**Task statement**
Using the material that follows, identify and copy each line with the string "Abroad".

[Records from a collection of figures]
▬▬▬▬▬▬▬▬▬▬
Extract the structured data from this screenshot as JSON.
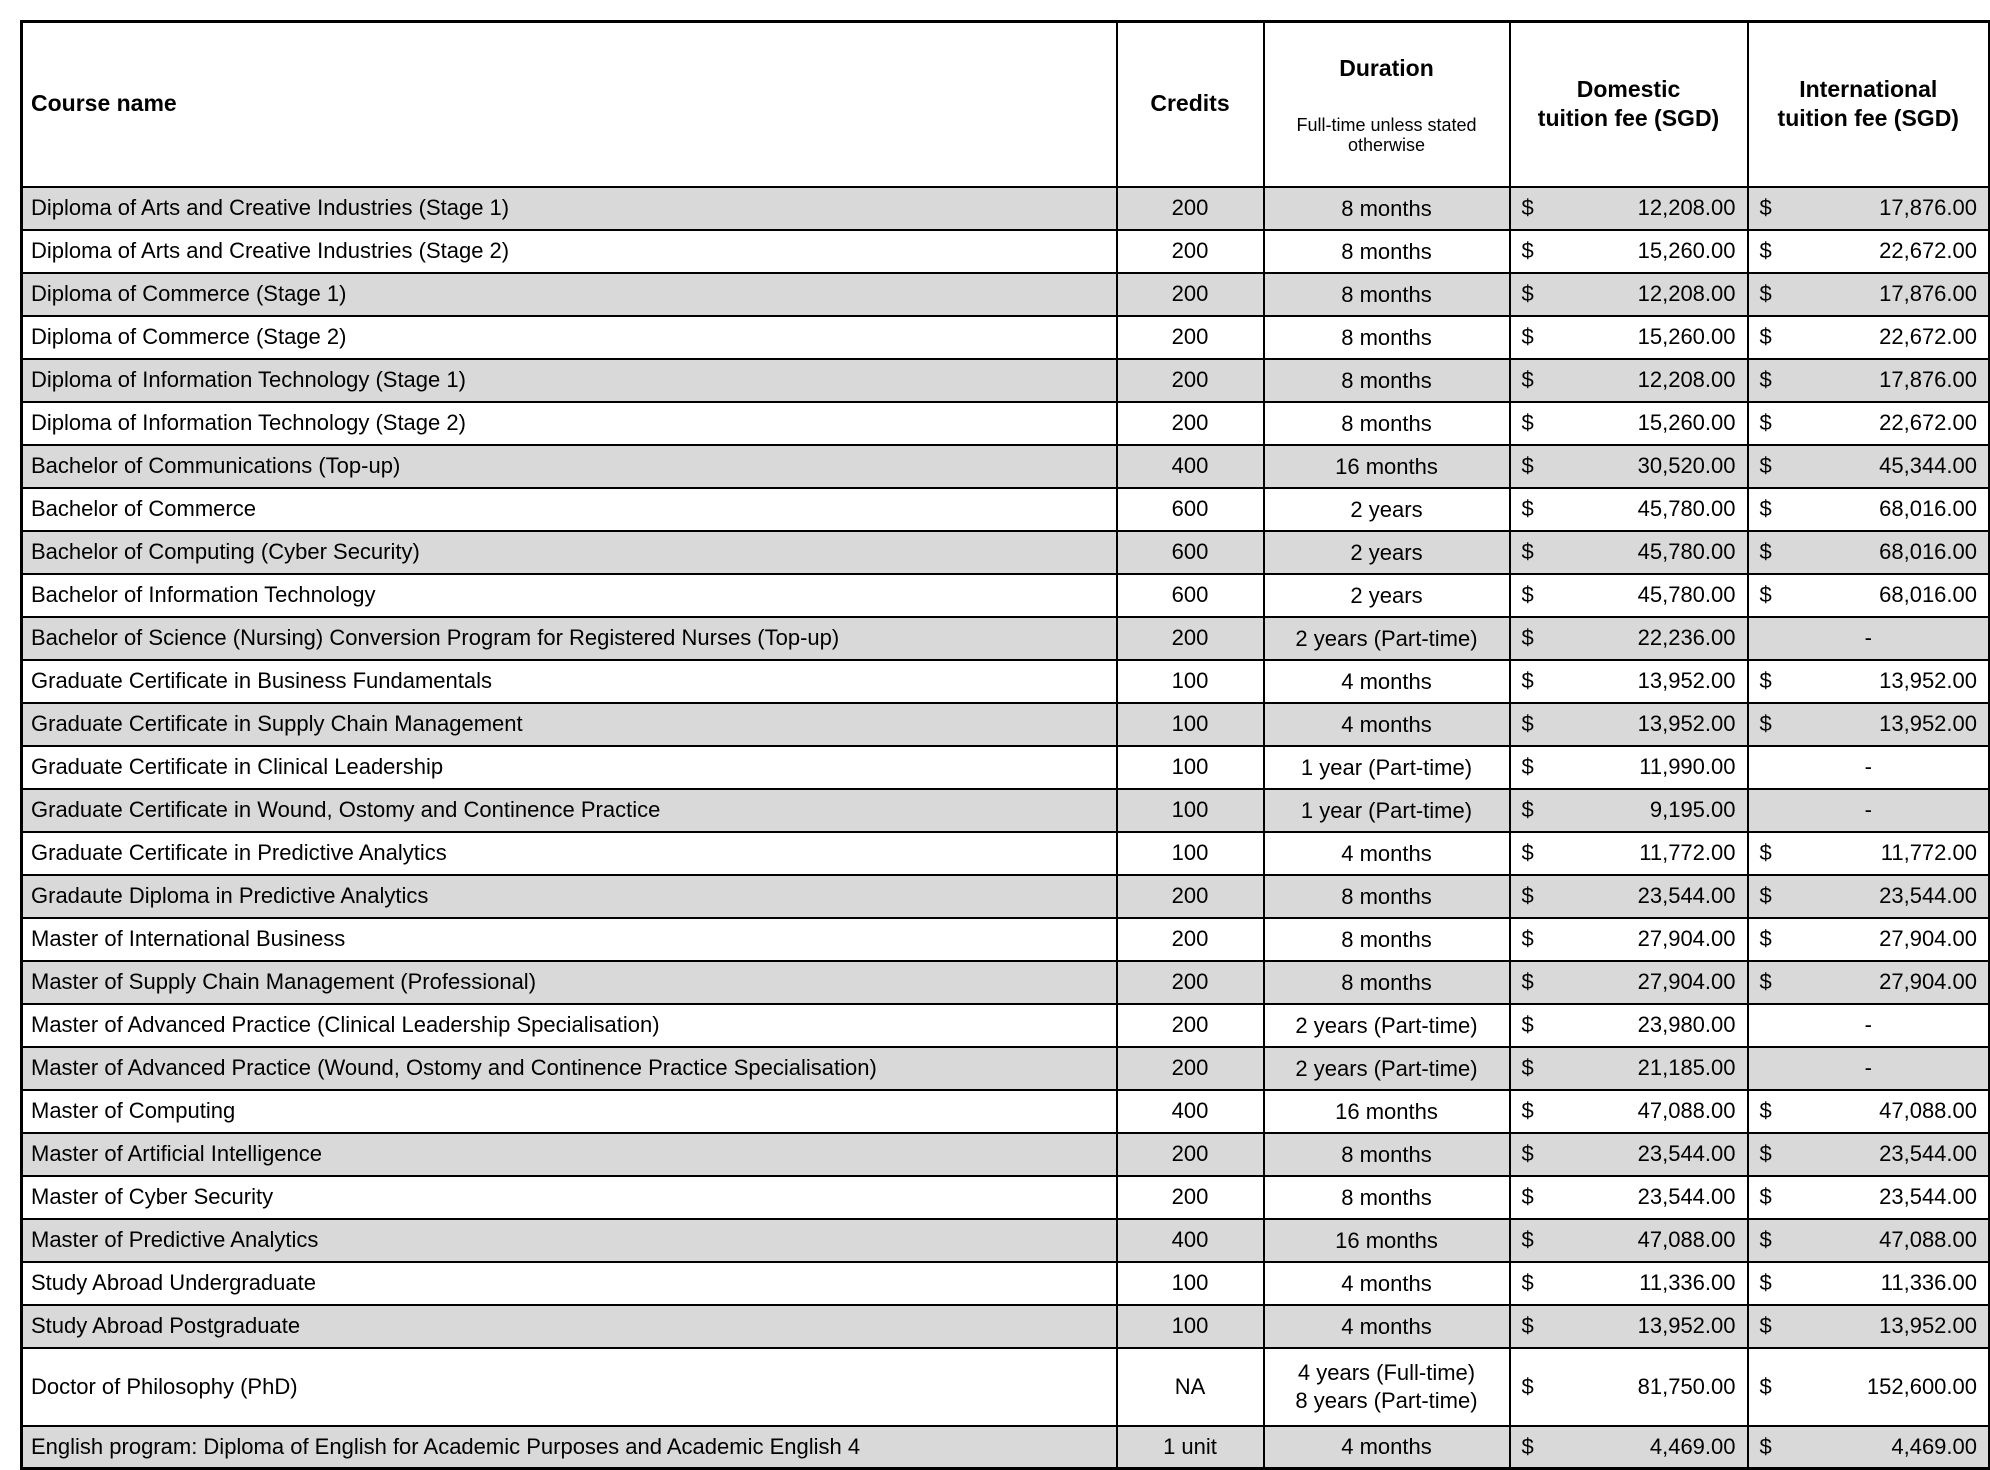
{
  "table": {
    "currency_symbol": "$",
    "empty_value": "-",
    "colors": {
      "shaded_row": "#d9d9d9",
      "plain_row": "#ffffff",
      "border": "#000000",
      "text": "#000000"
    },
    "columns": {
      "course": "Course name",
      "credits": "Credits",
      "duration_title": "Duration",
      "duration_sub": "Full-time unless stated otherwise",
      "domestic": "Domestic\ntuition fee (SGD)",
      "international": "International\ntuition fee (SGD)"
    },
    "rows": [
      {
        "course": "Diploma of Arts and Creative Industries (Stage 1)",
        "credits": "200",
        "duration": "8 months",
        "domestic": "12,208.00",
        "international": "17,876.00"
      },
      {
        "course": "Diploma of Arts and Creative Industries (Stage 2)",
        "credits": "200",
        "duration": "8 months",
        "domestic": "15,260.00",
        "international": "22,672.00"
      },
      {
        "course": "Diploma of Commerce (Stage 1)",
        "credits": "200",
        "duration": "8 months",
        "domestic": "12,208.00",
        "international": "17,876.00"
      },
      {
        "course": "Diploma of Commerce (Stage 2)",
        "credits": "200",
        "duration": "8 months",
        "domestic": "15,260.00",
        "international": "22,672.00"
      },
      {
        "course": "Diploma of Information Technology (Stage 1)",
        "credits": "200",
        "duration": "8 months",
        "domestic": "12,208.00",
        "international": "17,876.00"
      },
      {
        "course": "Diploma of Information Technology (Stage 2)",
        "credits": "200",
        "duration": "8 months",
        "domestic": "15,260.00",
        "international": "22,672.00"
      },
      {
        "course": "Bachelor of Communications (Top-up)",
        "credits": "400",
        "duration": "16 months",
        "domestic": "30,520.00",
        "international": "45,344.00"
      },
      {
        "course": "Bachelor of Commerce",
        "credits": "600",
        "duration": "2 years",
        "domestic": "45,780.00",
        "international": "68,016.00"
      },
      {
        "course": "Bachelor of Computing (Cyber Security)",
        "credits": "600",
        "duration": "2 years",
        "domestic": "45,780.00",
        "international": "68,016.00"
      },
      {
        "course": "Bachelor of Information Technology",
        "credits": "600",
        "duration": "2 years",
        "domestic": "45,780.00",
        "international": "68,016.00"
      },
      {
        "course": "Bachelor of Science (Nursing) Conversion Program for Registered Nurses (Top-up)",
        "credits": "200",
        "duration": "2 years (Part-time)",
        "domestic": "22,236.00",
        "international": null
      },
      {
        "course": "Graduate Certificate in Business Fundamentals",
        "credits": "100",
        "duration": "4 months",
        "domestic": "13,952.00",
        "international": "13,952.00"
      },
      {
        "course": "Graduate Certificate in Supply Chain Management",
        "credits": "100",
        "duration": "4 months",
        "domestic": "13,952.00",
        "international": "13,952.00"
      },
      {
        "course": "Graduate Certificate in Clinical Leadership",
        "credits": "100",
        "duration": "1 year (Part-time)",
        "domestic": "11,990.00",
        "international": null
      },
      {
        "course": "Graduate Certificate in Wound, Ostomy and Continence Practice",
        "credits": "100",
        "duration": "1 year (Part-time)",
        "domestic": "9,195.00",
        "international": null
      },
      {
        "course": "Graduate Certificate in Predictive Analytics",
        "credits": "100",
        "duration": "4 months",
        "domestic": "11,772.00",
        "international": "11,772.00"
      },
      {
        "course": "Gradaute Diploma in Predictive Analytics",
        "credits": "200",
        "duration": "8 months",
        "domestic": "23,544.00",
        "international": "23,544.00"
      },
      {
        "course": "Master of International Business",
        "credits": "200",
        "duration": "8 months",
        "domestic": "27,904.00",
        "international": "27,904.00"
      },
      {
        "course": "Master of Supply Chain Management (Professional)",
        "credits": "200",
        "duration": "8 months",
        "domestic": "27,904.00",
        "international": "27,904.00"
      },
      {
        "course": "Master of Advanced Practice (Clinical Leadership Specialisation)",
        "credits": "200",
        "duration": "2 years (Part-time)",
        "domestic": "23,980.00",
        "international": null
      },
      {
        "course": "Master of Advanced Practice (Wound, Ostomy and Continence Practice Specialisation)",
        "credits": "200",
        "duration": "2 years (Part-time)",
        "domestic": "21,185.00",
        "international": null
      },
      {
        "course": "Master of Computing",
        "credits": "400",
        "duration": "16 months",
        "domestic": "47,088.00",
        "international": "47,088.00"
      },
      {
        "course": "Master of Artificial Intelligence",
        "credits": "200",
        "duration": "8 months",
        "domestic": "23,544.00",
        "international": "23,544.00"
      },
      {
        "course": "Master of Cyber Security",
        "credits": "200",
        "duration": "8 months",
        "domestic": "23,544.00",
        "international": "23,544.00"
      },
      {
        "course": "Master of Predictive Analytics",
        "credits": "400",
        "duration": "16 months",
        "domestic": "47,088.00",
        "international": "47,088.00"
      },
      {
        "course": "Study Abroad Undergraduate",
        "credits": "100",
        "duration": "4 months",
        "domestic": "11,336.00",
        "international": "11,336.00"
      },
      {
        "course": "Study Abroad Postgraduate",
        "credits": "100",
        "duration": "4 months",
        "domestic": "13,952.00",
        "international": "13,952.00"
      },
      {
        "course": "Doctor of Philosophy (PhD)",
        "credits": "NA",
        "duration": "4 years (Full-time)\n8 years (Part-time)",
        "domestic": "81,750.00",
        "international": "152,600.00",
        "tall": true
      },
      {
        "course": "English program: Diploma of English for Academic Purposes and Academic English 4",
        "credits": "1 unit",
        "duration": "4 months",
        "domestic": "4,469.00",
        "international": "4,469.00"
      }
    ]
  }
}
▬▬▬▬▬▬▬▬▬▬
**Answer for this exercise**
        "course": "Study Abroad Undergraduate",
        "course": "Study Abroad Postgraduate",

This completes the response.